Data section:
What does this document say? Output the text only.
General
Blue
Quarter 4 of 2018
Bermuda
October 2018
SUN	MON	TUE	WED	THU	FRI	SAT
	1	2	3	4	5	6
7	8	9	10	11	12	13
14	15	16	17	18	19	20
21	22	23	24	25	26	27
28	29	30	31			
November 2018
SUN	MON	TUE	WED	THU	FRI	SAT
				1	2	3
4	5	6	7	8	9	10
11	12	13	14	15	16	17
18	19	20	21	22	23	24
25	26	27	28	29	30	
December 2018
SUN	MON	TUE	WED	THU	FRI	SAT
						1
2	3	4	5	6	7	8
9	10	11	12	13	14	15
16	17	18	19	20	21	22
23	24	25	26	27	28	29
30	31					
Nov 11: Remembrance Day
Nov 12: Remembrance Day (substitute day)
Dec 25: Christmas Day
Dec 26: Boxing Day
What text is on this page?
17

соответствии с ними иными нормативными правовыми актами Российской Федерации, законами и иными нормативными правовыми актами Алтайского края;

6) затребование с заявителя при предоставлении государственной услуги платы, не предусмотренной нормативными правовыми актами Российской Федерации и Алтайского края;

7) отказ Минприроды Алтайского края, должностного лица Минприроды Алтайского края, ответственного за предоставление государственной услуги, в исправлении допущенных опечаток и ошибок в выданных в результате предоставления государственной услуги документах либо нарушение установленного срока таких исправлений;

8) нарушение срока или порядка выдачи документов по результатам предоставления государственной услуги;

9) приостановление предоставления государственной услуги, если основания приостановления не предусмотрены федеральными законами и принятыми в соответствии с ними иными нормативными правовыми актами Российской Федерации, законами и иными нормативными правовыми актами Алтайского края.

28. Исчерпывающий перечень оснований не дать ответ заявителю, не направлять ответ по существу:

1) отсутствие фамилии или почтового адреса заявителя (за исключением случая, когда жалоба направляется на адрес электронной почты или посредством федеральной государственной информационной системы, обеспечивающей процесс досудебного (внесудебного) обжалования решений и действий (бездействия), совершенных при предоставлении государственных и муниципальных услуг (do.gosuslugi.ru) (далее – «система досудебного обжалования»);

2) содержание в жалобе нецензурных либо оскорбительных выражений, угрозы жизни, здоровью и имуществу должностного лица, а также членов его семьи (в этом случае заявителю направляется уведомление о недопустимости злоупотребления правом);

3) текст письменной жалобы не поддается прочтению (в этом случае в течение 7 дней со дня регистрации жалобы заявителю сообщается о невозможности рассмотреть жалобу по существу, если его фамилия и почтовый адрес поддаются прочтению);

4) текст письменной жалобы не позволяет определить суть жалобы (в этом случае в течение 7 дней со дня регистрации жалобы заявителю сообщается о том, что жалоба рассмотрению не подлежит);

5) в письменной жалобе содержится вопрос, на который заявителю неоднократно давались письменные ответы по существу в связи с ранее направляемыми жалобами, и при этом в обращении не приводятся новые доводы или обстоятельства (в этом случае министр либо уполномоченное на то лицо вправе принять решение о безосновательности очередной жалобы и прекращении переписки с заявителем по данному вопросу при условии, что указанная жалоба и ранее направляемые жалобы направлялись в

Objective: Looking at the data above, show all lines where the word "What" occurs.

Answer to the exercise:
What does this document say? Output the text only.
What text is on this page?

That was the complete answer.